--- START ---

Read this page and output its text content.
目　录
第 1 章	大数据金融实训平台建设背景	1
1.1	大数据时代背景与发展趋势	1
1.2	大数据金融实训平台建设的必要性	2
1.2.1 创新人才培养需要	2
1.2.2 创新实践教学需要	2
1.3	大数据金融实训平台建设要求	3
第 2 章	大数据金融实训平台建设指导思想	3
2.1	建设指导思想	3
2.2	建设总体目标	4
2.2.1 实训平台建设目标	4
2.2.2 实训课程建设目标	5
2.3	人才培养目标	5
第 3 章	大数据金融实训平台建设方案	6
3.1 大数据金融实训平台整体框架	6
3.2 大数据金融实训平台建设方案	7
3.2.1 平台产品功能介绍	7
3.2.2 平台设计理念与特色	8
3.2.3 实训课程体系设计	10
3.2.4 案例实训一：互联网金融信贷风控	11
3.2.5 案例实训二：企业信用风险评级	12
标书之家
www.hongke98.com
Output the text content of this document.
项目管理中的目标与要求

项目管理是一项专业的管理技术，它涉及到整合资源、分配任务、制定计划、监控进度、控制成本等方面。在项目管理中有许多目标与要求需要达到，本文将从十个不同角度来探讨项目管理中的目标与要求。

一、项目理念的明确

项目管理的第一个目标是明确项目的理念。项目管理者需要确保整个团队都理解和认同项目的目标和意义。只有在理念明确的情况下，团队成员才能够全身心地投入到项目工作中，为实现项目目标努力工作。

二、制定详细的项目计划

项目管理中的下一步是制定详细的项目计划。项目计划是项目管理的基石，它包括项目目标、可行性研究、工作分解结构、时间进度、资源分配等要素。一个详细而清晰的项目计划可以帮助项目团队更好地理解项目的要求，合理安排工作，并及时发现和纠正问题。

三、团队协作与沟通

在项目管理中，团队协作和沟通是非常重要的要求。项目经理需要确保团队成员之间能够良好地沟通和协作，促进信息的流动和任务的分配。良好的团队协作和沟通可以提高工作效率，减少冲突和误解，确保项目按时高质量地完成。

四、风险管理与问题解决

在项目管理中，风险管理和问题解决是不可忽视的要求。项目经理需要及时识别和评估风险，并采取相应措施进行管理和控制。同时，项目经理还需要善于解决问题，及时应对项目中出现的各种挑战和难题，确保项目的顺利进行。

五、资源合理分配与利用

--- END ---

The task. Write out the complete set of records exactly as given.

Answer to this task.
Read this page and output its text content.
目　录
第 1 章	大数据金融实训平台建设背景	1
1.1	大数据时代背景与发展趋势	1
1.2	大数据金融实训平台建设的必要性	2
1.2.1 创新人才培养需要	2
1.2.2 创新实践教学需要	2
1.3	大数据金融实训平台建设要求	3
第 2 章	大数据金融实训平台建设指导思想	3
2.1	建设指导思想	3
2.2	建设总体目标	4
2.2.1 实训平台建设目标	4
2.2.2 实训课程建设目标	5
2.3	人才培养目标	5
第 3 章	大数据金融实训平台建设方案	6
3.1 大数据金融实训平台整体框架	6
3.2 大数据金融实训平台建设方案	7
3.2.1 平台产品功能介绍	7
3.2.2 平台设计理念与特色	8
3.2.3 实训课程体系设计	10
3.2.4 案例实训一：互联网金融信贷风控	11
3.2.5 案例实训二：企业信用风险评级	12
标书之家
www.hongke98.com
Output the text content of this document.
项目管理中的目标与要求

项目管理是一项专业的管理技术，它涉及到整合资源、分配任务、制定计划、监控进度、控制成本等方面。在项目管理中有许多目标与要求需要达到，本文将从十个不同角度来探讨项目管理中的目标与要求。

一、项目理念的明确

项目管理的第一个目标是明确项目的理念。项目管理者需要确保整个团队都理解和认同项目的目标和意义。只有在理念明确的情况下，团队成员才能够全身心地投入到项目工作中，为实现项目目标努力工作。

二、制定详细的项目计划

项目管理中的下一步是制定详细的项目计划。项目计划是项目管理的基石，它包括项目目标、可行性研究、工作分解结构、时间进度、资源分配等要素。一个详细而清晰的项目计划可以帮助项目团队更好地理解项目的要求，合理安排工作，并及时发现和纠正问题。

三、团队协作与沟通

在项目管理中，团队协作和沟通是非常重要的要求。项目经理需要确保团队成员之间能够良好地沟通和协作，促进信息的流动和任务的分配。良好的团队协作和沟通可以提高工作效率，减少冲突和误解，确保项目按时高质量地完成。

四、风险管理与问题解决

在项目管理中，风险管理和问题解决是不可忽视的要求。项目经理需要及时识别和评估风险，并采取相应措施进行管理和控制。同时，项目经理还需要善于解决问题，及时应对项目中出现的各种挑战和难题，确保项目的顺利进行。

五、资源合理分配与利用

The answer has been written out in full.